━━ Estratto del documento
La Fondazione Studi dei Consulenti del Lavoro ha pubblicato una nota di approfondimento intitolata “Super ecobonus e visto di conformità: i risvolti penali per il Consulente del Lavoro”, che riportiamo integralmente.
“L’articolo 119 del decreto-legge 19 maggio 2020, n. 34 (convertito con modificazioni dalla legge 17 luglio 2020, n. 77), al comma 1, stabilisce che possono essere portate in detrazione “nella misura del 110 per cento” le spese sostenute per “interventi di efficienza energetica” effettuati su unità immobiliari. L’articolo 121 dello stesso decreto, al comma 1, prevede che “i soggetti”, i quali “sostengono, negli anni 2020 e 2021, spese per gli interventi” di efficienza energetica “possono”, in luogo dell’utilizzo diretto della detrazione spettante, esercitare un’opzione:
a) ricevere un contributo, sotto forma di sconto sul corrispettivo dovuto, fino a un importo massimo pari al corrispettivo stesso, anticipato dai fornitori che hanno effettuato gli interventi e da questi ultimi recuperato sotto forma di credito d'imposta, di importo pari alla detrazione spettante, con facoltà di successiva cessione del credito ad altri soggetti, compresi gli istituti di credito e gli altri intermediari finanziari;
oppure
b) cedere il credito d'imposta di pari ammontare, con facoltà di successiva cessione ad altri soggetti, compresi gli istituti di credito e gli altri intermediari finanziari.
Lo stesso articolo, all’ultimo comma, stabilisce inoltre che l’esercizio delle sopra indicate opzioni sarà effettuato “in via telematica, anche avvalendosi dei soggetti previsti dal comma 3 dell’articolo 3 del regolamento di cui al decreto del Presidente della Repubblica 22 luglio 1998, n. 322”, tra i quali, alla lettera a), sono ricompresi anche i Consulenti del Lavoro.
1. I SOGGETTI TENUTI AL RILASCIO DI “ASSEVERAZIONI” E “ATTESTAZIONI”
━━━━
━━ Informazioni fornite
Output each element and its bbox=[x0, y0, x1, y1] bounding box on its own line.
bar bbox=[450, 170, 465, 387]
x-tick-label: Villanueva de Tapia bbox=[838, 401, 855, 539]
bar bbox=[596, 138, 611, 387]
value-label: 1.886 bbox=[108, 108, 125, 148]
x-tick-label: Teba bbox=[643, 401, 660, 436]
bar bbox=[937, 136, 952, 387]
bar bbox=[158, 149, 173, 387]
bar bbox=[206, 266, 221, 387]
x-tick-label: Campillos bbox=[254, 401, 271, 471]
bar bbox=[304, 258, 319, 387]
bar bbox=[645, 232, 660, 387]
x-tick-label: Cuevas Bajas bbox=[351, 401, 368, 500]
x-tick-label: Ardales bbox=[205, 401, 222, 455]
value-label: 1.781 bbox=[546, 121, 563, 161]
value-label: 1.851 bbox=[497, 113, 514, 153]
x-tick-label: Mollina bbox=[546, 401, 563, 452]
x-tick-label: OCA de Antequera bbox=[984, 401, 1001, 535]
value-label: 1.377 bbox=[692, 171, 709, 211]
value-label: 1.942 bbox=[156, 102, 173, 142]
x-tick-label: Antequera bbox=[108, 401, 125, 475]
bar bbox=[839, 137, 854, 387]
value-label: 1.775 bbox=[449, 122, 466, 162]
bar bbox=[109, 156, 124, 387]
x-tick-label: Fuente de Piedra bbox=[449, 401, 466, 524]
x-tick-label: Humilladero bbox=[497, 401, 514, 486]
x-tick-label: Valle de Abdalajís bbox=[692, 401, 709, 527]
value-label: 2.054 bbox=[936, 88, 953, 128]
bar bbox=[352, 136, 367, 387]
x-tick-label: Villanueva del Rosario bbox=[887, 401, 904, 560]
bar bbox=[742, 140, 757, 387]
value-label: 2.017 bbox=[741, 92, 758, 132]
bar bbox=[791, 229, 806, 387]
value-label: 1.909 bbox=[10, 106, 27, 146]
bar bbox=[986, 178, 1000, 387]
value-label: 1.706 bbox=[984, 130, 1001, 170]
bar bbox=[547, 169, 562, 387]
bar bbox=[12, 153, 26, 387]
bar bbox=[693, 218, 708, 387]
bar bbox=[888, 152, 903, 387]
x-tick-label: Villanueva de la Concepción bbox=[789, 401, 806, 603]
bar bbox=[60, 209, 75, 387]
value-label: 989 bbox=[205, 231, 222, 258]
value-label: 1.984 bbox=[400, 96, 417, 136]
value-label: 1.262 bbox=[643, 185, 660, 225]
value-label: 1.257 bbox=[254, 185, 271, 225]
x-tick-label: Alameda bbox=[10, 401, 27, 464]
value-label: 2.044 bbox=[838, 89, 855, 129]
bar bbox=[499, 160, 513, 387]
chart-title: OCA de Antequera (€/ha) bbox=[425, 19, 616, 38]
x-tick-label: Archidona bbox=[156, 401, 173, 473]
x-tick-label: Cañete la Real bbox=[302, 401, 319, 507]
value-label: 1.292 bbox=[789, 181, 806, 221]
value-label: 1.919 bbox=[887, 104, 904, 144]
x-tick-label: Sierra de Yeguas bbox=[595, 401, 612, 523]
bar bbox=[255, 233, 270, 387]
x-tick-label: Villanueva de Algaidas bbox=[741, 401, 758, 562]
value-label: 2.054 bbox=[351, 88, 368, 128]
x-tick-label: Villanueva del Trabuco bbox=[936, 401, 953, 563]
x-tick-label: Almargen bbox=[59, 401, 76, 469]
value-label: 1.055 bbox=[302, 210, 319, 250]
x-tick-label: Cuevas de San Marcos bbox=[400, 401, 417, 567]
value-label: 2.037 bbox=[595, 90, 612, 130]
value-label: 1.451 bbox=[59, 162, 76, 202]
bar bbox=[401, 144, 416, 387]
━━━━
* Consegna 1 *
Secondo la nota sul Super ecobonus, in quale misura si possono detrarre le spese per interventi di efficienza energetica in base al comma 1 dell'articolo 119?
* Consegna 2 *
Per favore, prosegui la nota sul Super ecobonus partendo dopo l'ultima riga riportata.

* Risposta scritta 1 *
Nella misura del 110 per cento.

* Risposta scritta 2 *
Il comma 13 dell’articolo 119 stabilisce che, per poter effettuare la detrazione ovvero esercitare l’opzione per la cessione o per lo sconto delle spese sostenute per l’adeguamento o la ristrutturazione di immobili per migliorarne l’efficienza energetica, il contribuente è tenuto a presentare “asseverazioni”, che, in riferimento agli “interventi di cui ai commi 1, 2 e 3 del presente articolo” riguardano il “rispetto dei requisiti previsti dai decreti di cui al comma 3-ter dell’articolo 14 del decreto-legge 4 giugno 2013, n. 63, convertito, con modificazioni, dalla legge 3 agosto 2013, n. 90, e la corrispondente congruità delle spese sostenute in relazione agli interventi agevolati”, mentre, per quanto concerne “gli interventi di cui al comma 4”, concernono “l’efficacia degli stessi al fine della riduzione del rischio sismico”. Peraltro, in quest’ultimo caso, stando alla lettera del penultimo periodo del comma 13, “la corrispondente congruità delle spese sostenute in relazione agli interventi agevolati” deve essere provata mediante “attestazioni”.
Orbene, dall’esame del comma 13 emerge che i soggetti tenuti a rilasciare le “asseverazioni” in esame sono, “per gli interventi di cui ai commi 1, 2 e 3”, “i tecnici abilitati” e, “per gli interventi di cui al comma 4”, i “professionisti incaricati della progettazione strutturale”, questi ultimi chiamati altresì a rilasciare le “attestazioni” relative alla “congruità delle spese sostenute”.
Si deve, pertanto, concludere che, alla luce delle disposizioni citate, i Consulenti del Lavoro non devono rilasciare le “asseverazioni” e le “attestazioni” che il contribuente è tenuto ad allegare alle richieste di detrazione o di opzione per la cessione o per lo sconto delle spese.
2. L’INTERVENTO DEL CONSULENTE DEL LAVORO
Il comma 11 dell’articolo 119 dispone che il contribuente, al fine di poter esercitare la “opzione per la cessione o per lo sconto di cui all’articolo 121”, deve richiedere ad uno dei “soggetti indicati alle lettere a) e b) del comma 3 dell’articolo 3 del regolamento di cui al decreto del Presidente della Repubblica 22 luglio 1998, n. 322” e, quindi, anche ad un Consulente del Lavoro “il visto di conformità dei dati relativi alla documentazione che attesta la sussistenza dei presupposti che danno diritto alla detrazione d’imposta per gli interventi di cui al presente articolo”.
Tale precetto prosegue, affermando che “il visto di conformità è rilasciato ai sensi dell’articolo 35 del decreto legislativo 9 luglio 1997, n. 241”. Inoltre, l’ultimo periodo del comma 13 fornisce, sia pure in maniera sintetica, il tipo di controllo che “il soggetto che rilascia il visto di conformità di cui al comma 11” - il Consulente del Lavoro - deve compiere: “verificare la presenza delle asseverazioni e delle attestazioni rilasciate dai professionisti incaricati”.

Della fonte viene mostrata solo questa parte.